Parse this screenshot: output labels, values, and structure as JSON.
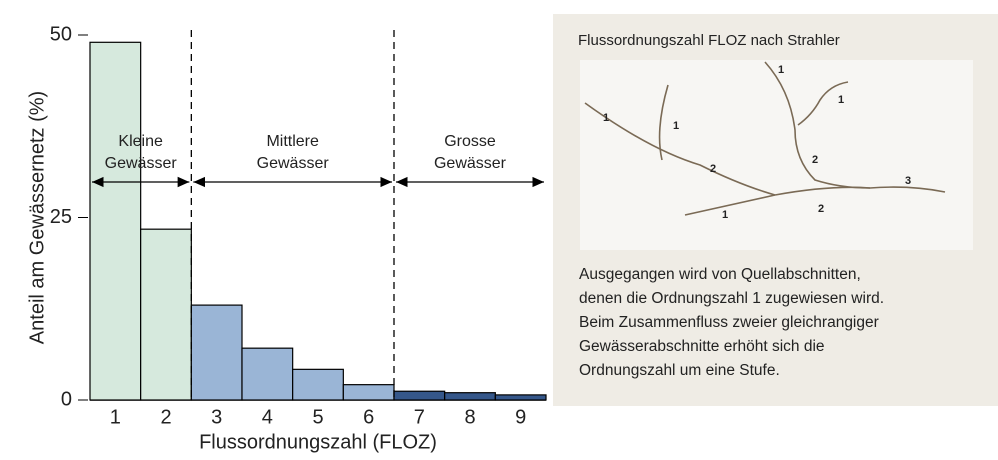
{
  "chart_data": {
    "type": "bar",
    "categories": [
      "1",
      "2",
      "3",
      "4",
      "5",
      "6",
      "7",
      "8",
      "9"
    ],
    "values": [
      49,
      23.4,
      13,
      7.1,
      4.2,
      2.1,
      1.2,
      1.0,
      0.7
    ],
    "colors": [
      "#d6e9dd",
      "#d6e9dd",
      "#9ab5d6",
      "#9ab5d6",
      "#9ab5d6",
      "#9ab5d6",
      "#35578a",
      "#35578a",
      "#35578a"
    ],
    "ylim": [
      0,
      50
    ],
    "yticks": [
      0,
      25,
      50
    ],
    "y_label": "Anteil am Gewässernetz (%)",
    "x_label": "Flussordnungszahl (FLOZ)",
    "groups": [
      {
        "lines": [
          "Kleine",
          "Gewässer"
        ]
      },
      {
        "lines": [
          "Mittlere",
          "Gewässer"
        ]
      },
      {
        "lines": [
          "Grosse",
          "Gewässer"
        ]
      }
    ]
  },
  "panel": {
    "title": "Flussordnungszahl FLOZ nach Strahler",
    "diagram_labels": [
      "1",
      "1",
      "1",
      "1",
      "2",
      "2",
      "3",
      "2",
      "1"
    ],
    "text_lines": [
      "Ausgegangen wird von Quellabschnitten,",
      "denen die Ordnungszahl 1 zugewiesen wird.",
      "Beim Zusammenfluss zweier gleichrangiger",
      "Gewässerabschnitte erhöht sich die",
      "Ordnungszahl um eine Stufe."
    ]
  }
}
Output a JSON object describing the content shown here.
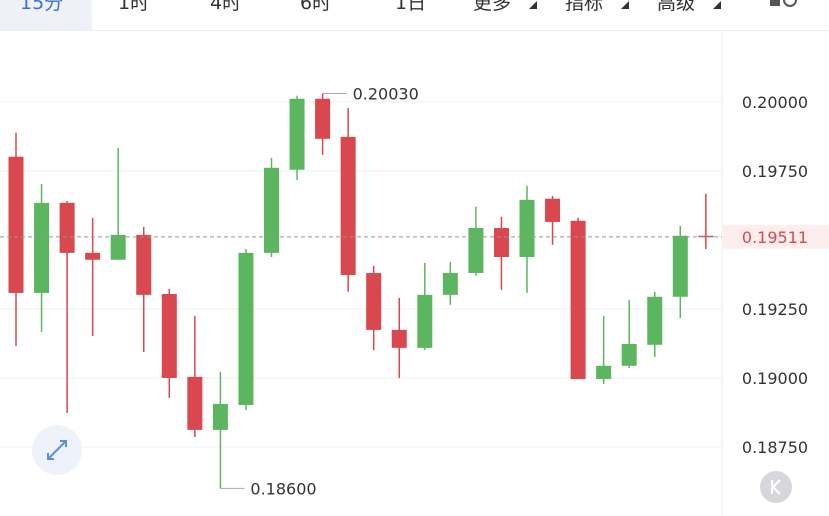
{
  "tabs": [
    "15分",
    "1时",
    "4时",
    "6时",
    "1日",
    "更多",
    "指标",
    "高级"
  ],
  "chart_data": {
    "type": "candlestick",
    "series": [
      {
        "name": "price",
        "up_color": "#5cb660",
        "down_color": "#d9474f",
        "open": [
          0.19801,
          0.19308,
          0.19634,
          0.19453,
          0.19428,
          0.19518,
          0.19304,
          0.19004,
          0.18812,
          0.18902,
          0.19453,
          0.19754,
          0.20011,
          0.19873,
          0.1938,
          0.19174,
          0.19109,
          0.19301,
          0.1938,
          0.19543,
          0.19438,
          0.19649,
          0.19569,
          0.18996,
          0.19044,
          0.1912,
          0.19294,
          0.19515
        ],
        "high": [
          0.19888,
          0.19703,
          0.19641,
          0.1958,
          0.19833,
          0.19547,
          0.19322,
          0.19225,
          0.19022,
          0.19467,
          0.19797,
          0.20022,
          0.2003,
          0.19978,
          0.19406,
          0.1929,
          0.19417,
          0.1942,
          0.1962,
          0.19583,
          0.19696,
          0.19659,
          0.1958,
          0.19225,
          0.19283,
          0.19312,
          0.19551,
          0.19667
        ],
        "low": [
          0.19116,
          0.19167,
          0.18873,
          0.19152,
          0.19428,
          0.19094,
          0.18928,
          0.18786,
          0.186,
          0.18884,
          0.19438,
          0.19717,
          0.19808,
          0.19312,
          0.19101,
          0.19,
          0.19101,
          0.19265,
          0.1937,
          0.19319,
          0.19308,
          0.19482,
          0.18996,
          0.18978,
          0.19036,
          0.19076,
          0.19217,
          0.19467
        ],
        "close": [
          0.19308,
          0.19634,
          0.19453,
          0.19428,
          0.19518,
          0.19301,
          0.19,
          0.18812,
          0.18906,
          0.19453,
          0.19761,
          0.20011,
          0.19866,
          0.19373,
          0.19174,
          0.19109,
          0.19301,
          0.1938,
          0.19543,
          0.19438,
          0.19645,
          0.19565,
          0.18996,
          0.19044,
          0.19123,
          0.19294,
          0.19515,
          0.19511
        ]
      }
    ],
    "ylim": [
      0.1854,
      0.2026
    ],
    "yticks": [
      {
        "value": 0.2,
        "label": "0.20000"
      },
      {
        "value": 0.1975,
        "label": "0.19750"
      },
      {
        "value": 0.1925,
        "label": "0.19250"
      },
      {
        "value": 0.19,
        "label": "0.19000"
      },
      {
        "value": 0.1875,
        "label": "0.18750"
      }
    ],
    "last_price": 0.19511,
    "annotations": [
      {
        "value": 0.2003,
        "label": "0.20030",
        "index": 12
      },
      {
        "value": 0.186,
        "label": "0.18600",
        "index": 8
      }
    ],
    "grid": true
  }
}
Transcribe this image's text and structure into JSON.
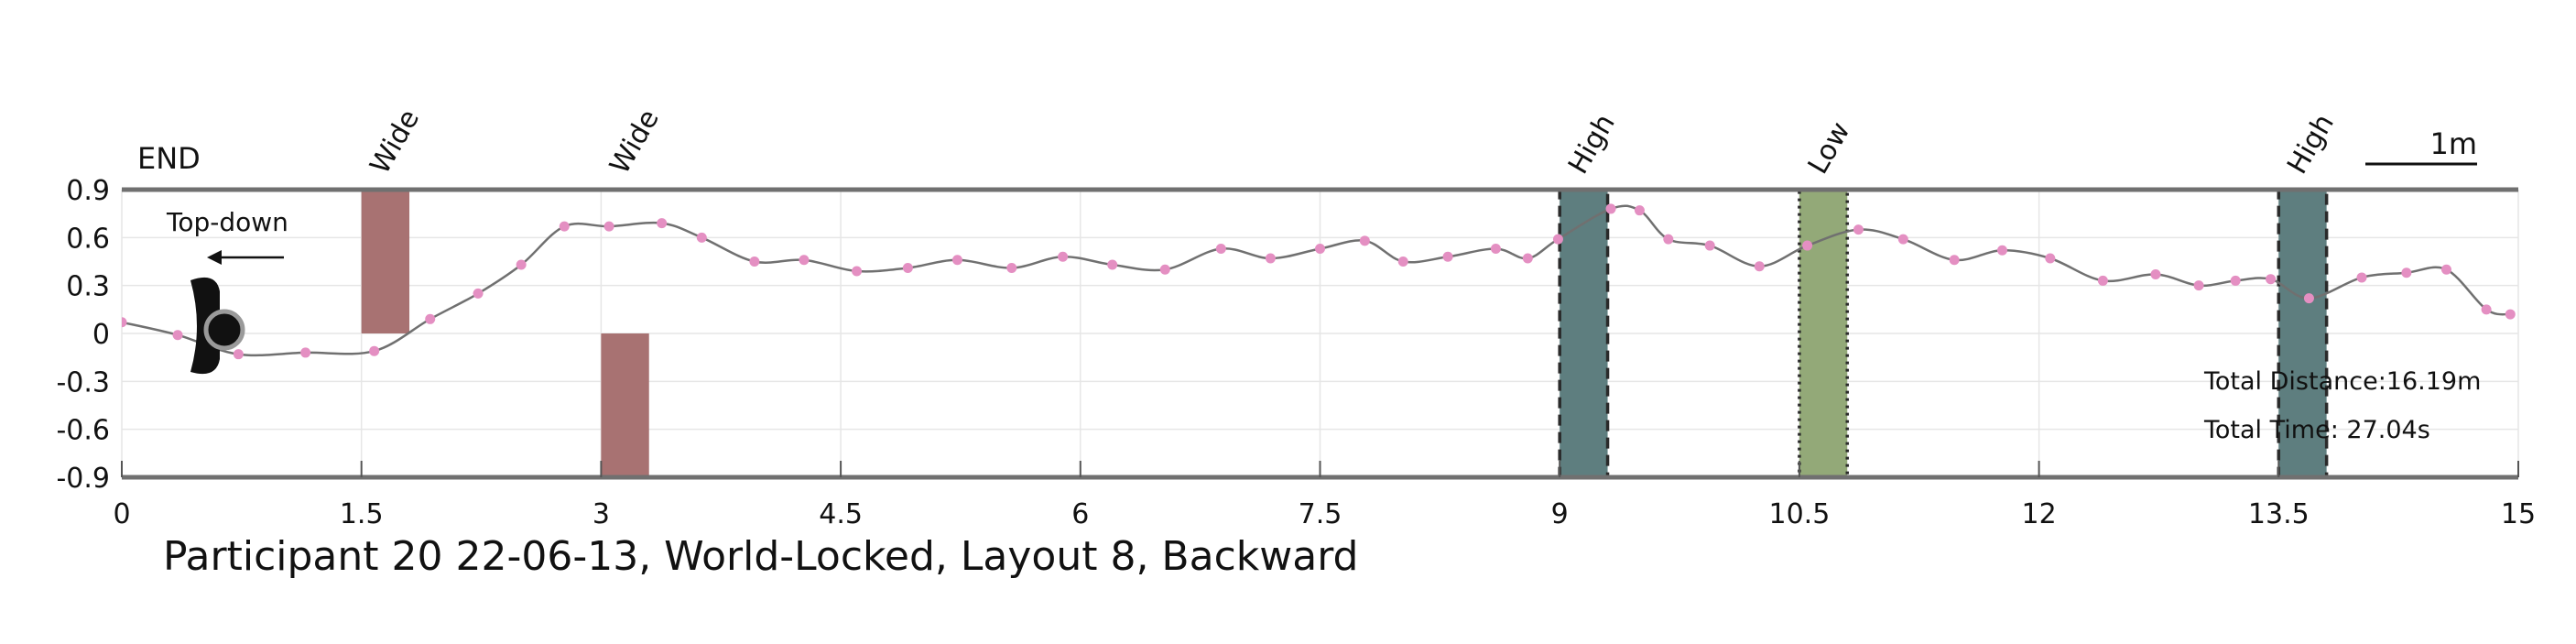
{
  "chart_data": {
    "type": "line",
    "title": "Participant 20 22-06-13, World-Locked, Layout 8, Backward",
    "xlabel": "",
    "ylabel": "",
    "xlim": [
      0,
      15
    ],
    "ylim": [
      -0.9,
      0.9
    ],
    "xticks": [
      "0",
      "1.5",
      "3",
      "4.5",
      "6",
      "7.5",
      "9",
      "10.5",
      "12",
      "13.5",
      "15"
    ],
    "yticks": [
      "0.9",
      "0.6",
      "0.3",
      "0",
      "-0.3",
      "-0.6",
      "-0.9"
    ],
    "grid": true,
    "end_label": "END",
    "orientation_label": "Top-down",
    "scale_label": "1m",
    "line_color": "#707070",
    "marker_color": "#e48fc2",
    "series": [
      {
        "x": [
          0.0,
          0.35,
          0.73,
          1.15,
          1.58,
          1.93,
          2.23,
          2.5,
          2.77,
          3.05,
          3.38,
          3.63,
          3.96,
          4.27,
          4.6,
          4.92,
          5.23,
          5.57,
          5.89,
          6.2,
          6.53,
          6.88,
          7.19,
          7.5,
          7.78,
          8.02,
          8.3,
          8.6,
          8.8,
          8.99,
          9.32,
          9.5,
          9.68,
          9.94,
          10.25,
          10.55,
          10.87,
          11.15,
          11.47,
          11.77,
          12.07,
          12.4,
          12.73,
          13.0,
          13.23,
          13.45,
          13.69,
          14.02,
          14.3,
          14.55,
          14.8,
          14.95
        ],
        "y": [
          0.07,
          -0.01,
          -0.13,
          -0.12,
          -0.11,
          0.09,
          0.25,
          0.43,
          0.67,
          0.67,
          0.69,
          0.6,
          0.45,
          0.46,
          0.39,
          0.41,
          0.46,
          0.41,
          0.48,
          0.43,
          0.4,
          0.53,
          0.47,
          0.53,
          0.58,
          0.45,
          0.48,
          0.53,
          0.47,
          0.59,
          0.78,
          0.77,
          0.59,
          0.55,
          0.42,
          0.55,
          0.65,
          0.59,
          0.46,
          0.52,
          0.47,
          0.33,
          0.37,
          0.3,
          0.33,
          0.34,
          0.22,
          0.35,
          0.38,
          0.4,
          0.15,
          0.12
        ]
      }
    ],
    "barriers": [
      {
        "label": "Wide",
        "x": 1.5,
        "width": 0.3,
        "y0": 0.0,
        "y1": 0.9,
        "color": "#a87272"
      },
      {
        "label": "Wide",
        "x": 3.0,
        "width": 0.3,
        "y0": -0.9,
        "y1": 0.0,
        "color": "#a87272"
      }
    ],
    "gates": [
      {
        "label": "High",
        "x": 9.0,
        "width": 0.3,
        "color": "#5e7e7f",
        "border": "dashed"
      },
      {
        "label": "Low",
        "x": 10.5,
        "width": 0.3,
        "color": "#93a978",
        "border": "dotted"
      },
      {
        "label": "High",
        "x": 13.5,
        "width": 0.3,
        "color": "#5e7e7f",
        "border": "dashed"
      }
    ],
    "stats": {
      "distance": "Total Distance:16.19m",
      "time": "Total Time: 27.04s"
    }
  }
}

####

**WHAT YOU NEED TO DO:**
Copy every record above exactly as written, but leave out the pictures.

**OUTPUT BELOW:**
Parse this screenshot: output labels, values, and structure as JSON.
{
  "chart_data": {
    "type": "bar",
    "categories": [
      "1",
      "2",
      "3",
      "4",
      "5",
      "6",
      "7",
      "8",
      "9"
    ],
    "values": [
      49,
      23.4,
      13,
      7.1,
      4.2,
      2.1,
      1.2,
      1.0,
      0.7
    ],
    "colors": [
      "#d6e9dd",
      "#d6e9dd",
      "#9ab5d6",
      "#9ab5d6",
      "#9ab5d6",
      "#9ab5d6",
      "#35578a",
      "#35578a",
      "#35578a"
    ],
    "ylim": [
      0,
      50
    ],
    "yticks": [
      0,
      25,
      50
    ],
    "y_label": "Anteil am Gewässernetz (%)",
    "x_label": "Flussordnungszahl (FLOZ)",
    "groups": [
      {
        "lines": [
          "Kleine",
          "Gewässer"
        ]
      },
      {
        "lines": [
          "Mittlere",
          "Gewässer"
        ]
      },
      {
        "lines": [
          "Grosse",
          "Gewässer"
        ]
      }
    ]
  },
  "panel": {
    "title": "Flussordnungszahl FLOZ nach Strahler",
    "diagram_labels": [
      "1",
      "1",
      "1",
      "1",
      "2",
      "2",
      "3",
      "2",
      "1"
    ],
    "text_lines": [
      "Ausgegangen wird von Quellabschnitten,",
      "denen die Ordnungszahl 1 zugewiesen wird.",
      "Beim Zusammenfluss zweier gleichrangiger",
      "Gewässerabschnitte erhöht sich die",
      "Ordnungszahl um eine Stufe."
    ]
  }
}
Output a JSON object describing the content shown here.
{
  "tabs": [
    "15分",
    "1时",
    "4时",
    "6时",
    "1日",
    "更多",
    "指标",
    "高级"
  ],
  "chart_data": {
    "type": "candlestick",
    "series": [
      {
        "name": "price",
        "up_color": "#5cb660",
        "down_color": "#d9474f",
        "open": [
          0.19801,
          0.19308,
          0.19634,
          0.19453,
          0.19428,
          0.19518,
          0.19304,
          0.19004,
          0.18812,
          0.18902,
          0.19453,
          0.19754,
          0.20011,
          0.19873,
          0.1938,
          0.19174,
          0.19109,
          0.19301,
          0.1938,
          0.19543,
          0.19438,
          0.19649,
          0.19569,
          0.18996,
          0.19044,
          0.1912,
          0.19294,
          0.19515
        ],
        "high": [
          0.19888,
          0.19703,
          0.19641,
          0.1958,
          0.19833,
          0.19547,
          0.19322,
          0.19225,
          0.19022,
          0.19467,
          0.19797,
          0.20022,
          0.2003,
          0.19978,
          0.19406,
          0.1929,
          0.19417,
          0.1942,
          0.1962,
          0.19583,
          0.19696,
          0.19659,
          0.1958,
          0.19225,
          0.19283,
          0.19312,
          0.19551,
          0.19667
        ],
        "low": [
          0.19116,
          0.19167,
          0.18873,
          0.19152,
          0.19428,
          0.19094,
          0.18928,
          0.18786,
          0.186,
          0.18884,
          0.19438,
          0.19717,
          0.19808,
          0.19312,
          0.19101,
          0.19,
          0.19101,
          0.19265,
          0.1937,
          0.19319,
          0.19308,
          0.19482,
          0.18996,
          0.18978,
          0.19036,
          0.19076,
          0.19217,
          0.19467
        ],
        "close": [
          0.19308,
          0.19634,
          0.19453,
          0.19428,
          0.19518,
          0.19301,
          0.19,
          0.18812,
          0.18906,
          0.19453,
          0.19761,
          0.20011,
          0.19866,
          0.19373,
          0.19174,
          0.19109,
          0.19301,
          0.1938,
          0.19543,
          0.19438,
          0.19645,
          0.19565,
          0.18996,
          0.19044,
          0.19123,
          0.19294,
          0.19515,
          0.19511
        ]
      }
    ],
    "ylim": [
      0.1854,
      0.2026
    ],
    "yticks": [
      {
        "value": 0.2,
        "label": "0.20000"
      },
      {
        "value": 0.1975,
        "label": "0.19750"
      },
      {
        "value": 0.1925,
        "label": "0.19250"
      },
      {
        "value": 0.19,
        "label": "0.19000"
      },
      {
        "value": 0.1875,
        "label": "0.18750"
      }
    ],
    "last_price": 0.19511,
    "annotations": [
      {
        "value": 0.2003,
        "label": "0.20030",
        "index": 12
      },
      {
        "value": 0.186,
        "label": "0.18600",
        "index": 8
      }
    ],
    "grid": true
  }
}
Transcribe this image's text and structure into JSON.
{
  "chart_data": {
    "type": "line",
    "title": "Participant 20 22-06-13, World-Locked, Layout 8, Backward",
    "xlabel": "",
    "ylabel": "",
    "xlim": [
      0,
      15
    ],
    "ylim": [
      -0.9,
      0.9
    ],
    "xticks": [
      "0",
      "1.5",
      "3",
      "4.5",
      "6",
      "7.5",
      "9",
      "10.5",
      "12",
      "13.5",
      "15"
    ],
    "yticks": [
      "0.9",
      "0.6",
      "0.3",
      "0",
      "-0.3",
      "-0.6",
      "-0.9"
    ],
    "grid": true,
    "end_label": "END",
    "orientation_label": "Top-down",
    "scale_label": "1m",
    "line_color": "#707070",
    "marker_color": "#e48fc2",
    "series": [
      {
        "x": [
          0.0,
          0.35,
          0.73,
          1.15,
          1.58,
          1.93,
          2.23,
          2.5,
          2.77,
          3.05,
          3.38,
          3.63,
          3.96,
          4.27,
          4.6,
          4.92,
          5.23,
          5.57,
          5.89,
          6.2,
          6.53,
          6.88,
          7.19,
          7.5,
          7.78,
          8.02,
          8.3,
          8.6,
          8.8,
          8.99,
          9.32,
          9.5,
          9.68,
          9.94,
          10.25,
          10.55,
          10.87,
          11.15,
          11.47,
          11.77,
          12.07,
          12.4,
          12.73,
          13.0,
          13.23,
          13.45,
          13.69,
          14.02,
          14.3,
          14.55,
          14.8,
          14.95
        ],
        "y": [
          0.07,
          -0.01,
          -0.13,
          -0.12,
          -0.11,
          0.09,
          0.25,
          0.43,
          0.67,
          0.67,
          0.69,
          0.6,
          0.45,
          0.46,
          0.39,
          0.41,
          0.46,
          0.41,
          0.48,
          0.43,
          0.4,
          0.53,
          0.47,
          0.53,
          0.58,
          0.45,
          0.48,
          0.53,
          0.47,
          0.59,
          0.78,
          0.77,
          0.59,
          0.55,
          0.42,
          0.55,
          0.65,
          0.59,
          0.46,
          0.52,
          0.47,
          0.33,
          0.37,
          0.3,
          0.33,
          0.34,
          0.22,
          0.35,
          0.38,
          0.4,
          0.15,
          0.12
        ]
      }
    ],
    "barriers": [
      {
        "label": "Wide",
        "x": 1.5,
        "width": 0.3,
        "y0": 0.0,
        "y1": 0.9,
        "color": "#a87272"
      },
      {
        "label": "Wide",
        "x": 3.0,
        "width": 0.3,
        "y0": -0.9,
        "y1": 0.0,
        "color": "#a87272"
      }
    ],
    "gates": [
      {
        "label": "High",
        "x": 9.0,
        "width": 0.3,
        "color": "#5e7e7f",
        "border": "dashed"
      },
      {
        "label": "Low",
        "x": 10.5,
        "width": 0.3,
        "color": "#93a978",
        "border": "dotted"
      },
      {
        "label": "High",
        "x": 13.5,
        "width": 0.3,
        "color": "#5e7e7f",
        "border": "dashed"
      }
    ],
    "stats": {
      "distance": "Total Distance:16.19m",
      "time": "Total Time: 27.04s"
    }
  }
}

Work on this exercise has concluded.